◆ **What this task involves**: Take the material below and retype it in full; pictures are left out.

--- Records ---

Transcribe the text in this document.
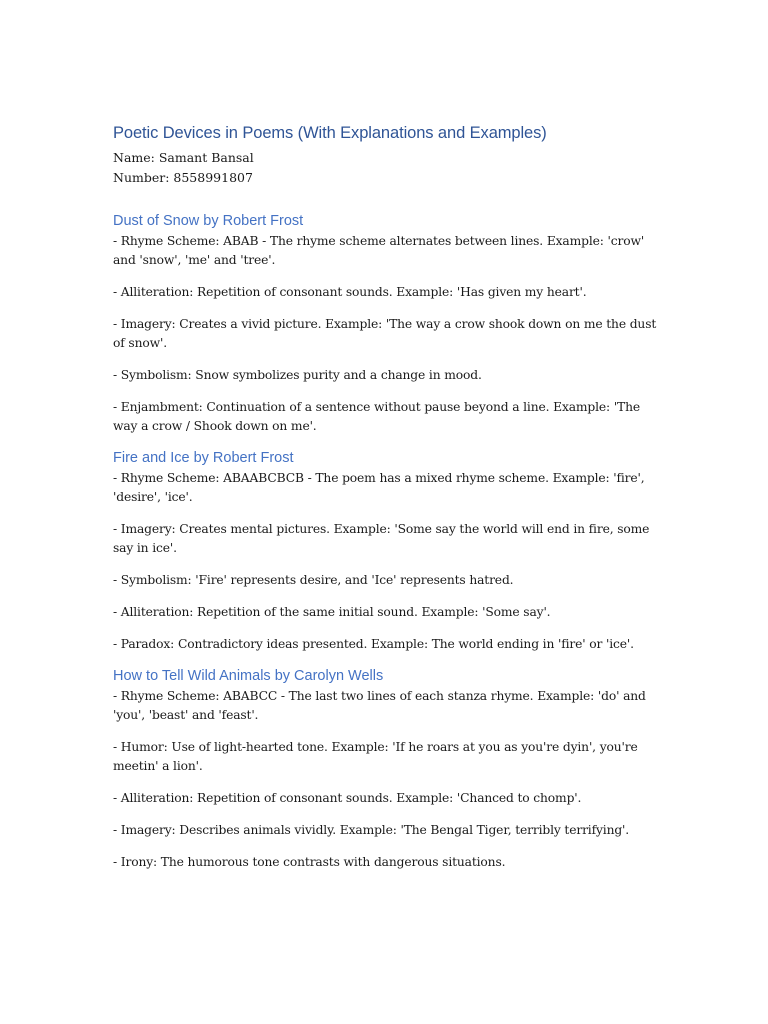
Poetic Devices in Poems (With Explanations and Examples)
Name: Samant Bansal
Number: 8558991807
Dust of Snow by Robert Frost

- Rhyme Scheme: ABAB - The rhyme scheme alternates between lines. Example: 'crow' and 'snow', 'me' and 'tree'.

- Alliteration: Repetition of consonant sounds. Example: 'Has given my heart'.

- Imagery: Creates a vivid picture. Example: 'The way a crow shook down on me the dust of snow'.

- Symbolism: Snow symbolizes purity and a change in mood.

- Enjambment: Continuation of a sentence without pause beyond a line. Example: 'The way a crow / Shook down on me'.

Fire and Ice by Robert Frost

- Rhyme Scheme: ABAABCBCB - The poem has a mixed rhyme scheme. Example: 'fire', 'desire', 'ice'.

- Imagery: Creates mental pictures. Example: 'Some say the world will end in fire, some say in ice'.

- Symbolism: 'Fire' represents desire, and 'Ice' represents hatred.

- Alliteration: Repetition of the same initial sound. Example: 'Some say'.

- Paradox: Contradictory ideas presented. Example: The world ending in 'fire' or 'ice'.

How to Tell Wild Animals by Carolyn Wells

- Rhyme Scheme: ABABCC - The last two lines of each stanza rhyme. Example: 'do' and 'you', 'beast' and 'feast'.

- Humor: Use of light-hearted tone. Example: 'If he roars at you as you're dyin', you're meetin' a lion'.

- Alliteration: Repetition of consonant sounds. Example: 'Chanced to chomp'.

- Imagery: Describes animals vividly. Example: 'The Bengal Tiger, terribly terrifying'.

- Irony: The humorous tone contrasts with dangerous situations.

---

◆ **Task response**:
Transcribe the text in this document.
Poetic Devices in Poems (With Explanations and Examples)
Name: Samant Bansal
Number: 8558991807
Dust of Snow by Robert Frost

- Rhyme Scheme: ABAB - The rhyme scheme alternates between lines. Example: 'crow' and 'snow', 'me' and 'tree'.

- Alliteration: Repetition of consonant sounds. Example: 'Has given my heart'.

- Imagery: Creates a vivid picture. Example: 'The way a crow shook down on me the dust of snow'.

- Symbolism: Snow symbolizes purity and a change in mood.

- Enjambment: Continuation of a sentence without pause beyond a line. Example: 'The way a crow / Shook down on me'.

Fire and Ice by Robert Frost

- Rhyme Scheme: ABAABCBCB - The poem has a mixed rhyme scheme. Example: 'fire', 'desire', 'ice'.

- Imagery: Creates mental pictures. Example: 'Some say the world will end in fire, some say in ice'.

- Symbolism: 'Fire' represents desire, and 'Ice' represents hatred.

- Alliteration: Repetition of the same initial sound. Example: 'Some say'.

- Paradox: Contradictory ideas presented. Example: The world ending in 'fire' or 'ice'.

How to Tell Wild Animals by Carolyn Wells

- Rhyme Scheme: ABABCC - The last two lines of each stanza rhyme. Example: 'do' and 'you', 'beast' and 'feast'.

- Humor: Use of light-hearted tone. Example: 'If he roars at you as you're dyin', you're meetin' a lion'.

- Alliteration: Repetition of consonant sounds. Example: 'Chanced to chomp'.

- Imagery: Describes animals vividly. Example: 'The Bengal Tiger, terribly terrifying'.

- Irony: The humorous tone contrasts with dangerous situations.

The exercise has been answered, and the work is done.